- [What is required]
Exactly repeat all the records below, omitting the images they hold.

- [Recorded information]
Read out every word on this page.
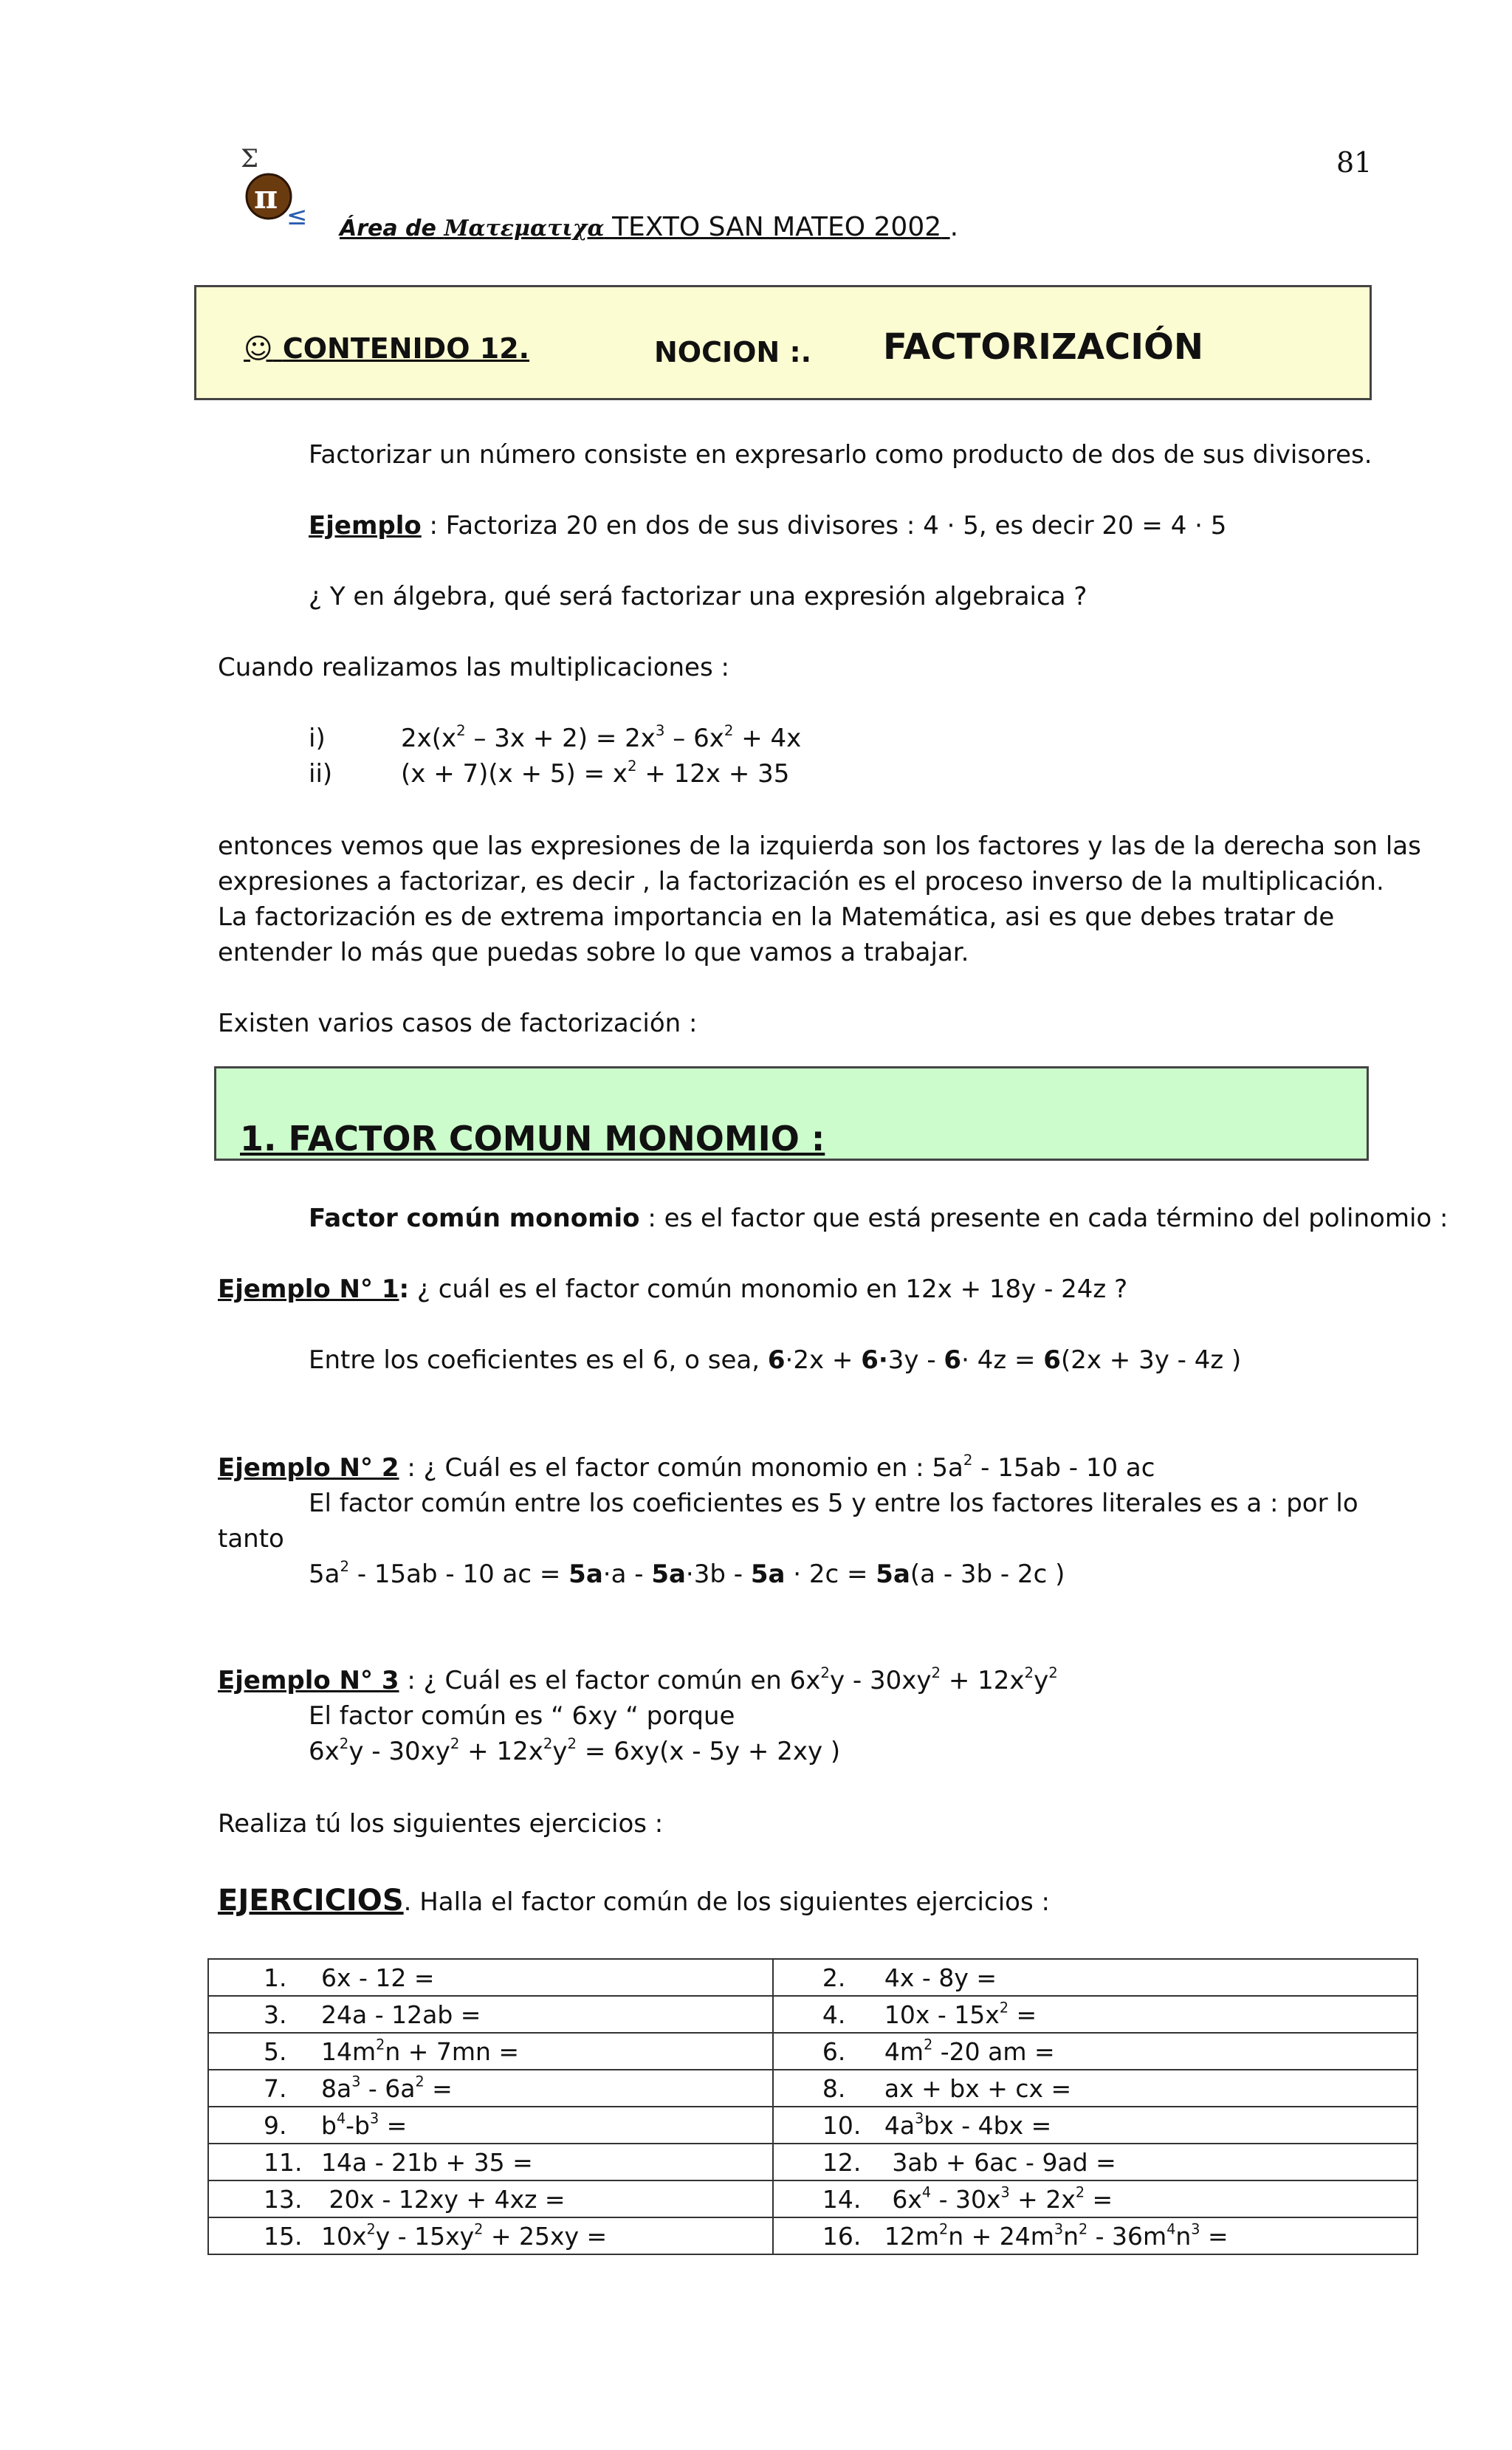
81
Σ
π ≤ Área de Ματεματιχα TEXTO SAN MATEO 2002 .
☺ CONTENIDO 12.	NOCION :. FACTORIZACIÓN
Factorizar un número consiste en expresarlo como producto de dos de sus divisores.
Ejemplo : Factoriza 20 en dos de sus divisores : 4 · 5, es decir 20 = 4 · 5
¿ Y en álgebra, qué será factorizar una expresión algebraica ?
Cuando realizamos las multiplicaciones :
i)	$2x(x^2 - 3x + 2) = 2x^3 - 6x^2 + 4x$
ii)	$(x + 7)(x + 5) = x^2 + 12x + 35$
entonces vemos que las expresiones de la izquierda son los factores y las de la derecha son las
expresiones a factorizar, es decir , la factorización es el proceso inverso de la multiplicación.
La factorización es de extrema importancia en la Matemática, asi es que debes tratar de
entender lo más que puedas sobre lo que vamos a trabajar.
Existen varios casos de factorización :
1. FACTOR COMUN MONOMIO :
Factor común monomio : es el factor que está presente en cada término del polinomio :
Ejemplo N° 1: ¿ cuál es el factor común monomio en 12x + 18y - 24z ?
Entre los coeficientes es el 6, o sea, 6·2x + 6·3y - 6· 4z = 6(2x + 3y - 4z )
Ejemplo N° 2 : ¿ Cuál es el factor común monomio en : $5a^2 - 15ab - 10$ ac
El factor común entre los coeficientes es 5 y entre los factores literales es a : por lo
tanto
$5a^2 - 15ab - 10$ ac = 5a·a - 5a·3b - 5a · 2c = 5a(a - 3b - 2c )
Ejemplo N° 3 : ¿ Cuál es el factor común en $6x^2y - 30xy^2 + 12x^2y^2$
El factor común es “ 6xy “ porque
$6x^2y - 30xy^2 + 12x^2y^2 = 6xy(x - 5y + 2xy$ )
Realiza tú los siguientes ejercicios :
EJERCICIOS. Halla el factor común de los siguientes ejercicios :
1. 6x - 12 =	2. 4x - 8y =
3. 24a - 12ab =	4. $10x - 15x^2$ =
5. $14m^2n + 7mn$ =	6. $4m^2$ -20 am =
7. $8a^3 - 6a^2$ =	8. ax + bx + cx =
9. $b^4-b^3$ =	10. $4a^3bx - 4bx$ =
11. 14a - 21b + 35 =	12. 3ab + 6ac - 9ad =
13. 20x - 12xy + 4xz =	14. $6x^4 - 30x^3 + 2x^2$ =
15. $10x^2y - 15xy^2 + 25xy$ =	16. $12m^2n + 24m^3n^2 - 36m^4n^3$ =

- [Output]
Read out every word on this page.
81
Σ
π ≤ Área de Ματεματιχα TEXTO SAN MATEO 2002 .
☺ CONTENIDO 12.	NOCION :. FACTORIZACIÓN
Factorizar un número consiste en expresarlo como producto de dos de sus divisores.
Ejemplo : Factoriza 20 en dos de sus divisores : 4 · 5, es decir 20 = 4 · 5
¿ Y en álgebra, qué será factorizar una expresión algebraica ?
Cuando realizamos las multiplicaciones :
i)	$2x(x^2 - 3x + 2) = 2x^3 - 6x^2 + 4x$
ii)	$(x + 7)(x + 5) = x^2 + 12x + 35$
entonces vemos que las expresiones de la izquierda son los factores y las de la derecha son las
expresiones a factorizar, es decir , la factorización es el proceso inverso de la multiplicación.
La factorización es de extrema importancia en la Matemática, asi es que debes tratar de
entender lo más que puedas sobre lo que vamos a trabajar.
Existen varios casos de factorización :
1. FACTOR COMUN MONOMIO :
Factor común monomio : es el factor que está presente en cada término del polinomio :
Ejemplo N° 1: ¿ cuál es el factor común monomio en 12x + 18y - 24z ?
Entre los coeficientes es el 6, o sea, 6·2x + 6·3y - 6· 4z = 6(2x + 3y - 4z )
Ejemplo N° 2 : ¿ Cuál es el factor común monomio en : $5a^2 - 15ab - 10$ ac
El factor común entre los coeficientes es 5 y entre los factores literales es a : por lo
tanto
$5a^2 - 15ab - 10$ ac = 5a·a - 5a·3b - 5a · 2c = 5a(a - 3b - 2c )
Ejemplo N° 3 : ¿ Cuál es el factor común en $6x^2y - 30xy^2 + 12x^2y^2$
El factor común es “ 6xy “ porque
$6x^2y - 30xy^2 + 12x^2y^2 = 6xy(x - 5y + 2xy$ )
Realiza tú los siguientes ejercicios :
EJERCICIOS. Halla el factor común de los siguientes ejercicios :
1. 6x - 12 =	2. 4x - 8y =
3. 24a - 12ab =	4. $10x - 15x^2$ =
5. $14m^2n + 7mn$ =	6. $4m^2$ -20 am =
7. $8a^3 - 6a^2$ =	8. ax + bx + cx =
9. $b^4-b^3$ =	10. $4a^3bx - 4bx$ =
11. 14a - 21b + 35 =	12. 3ab + 6ac - 9ad =
13. 20x - 12xy + 4xz =	14. $6x^4 - 30x^3 + 2x^2$ =
15. $10x^2y - 15xy^2 + 25xy$ =	16. $12m^2n + 24m^3n^2 - 36m^4n^3$ =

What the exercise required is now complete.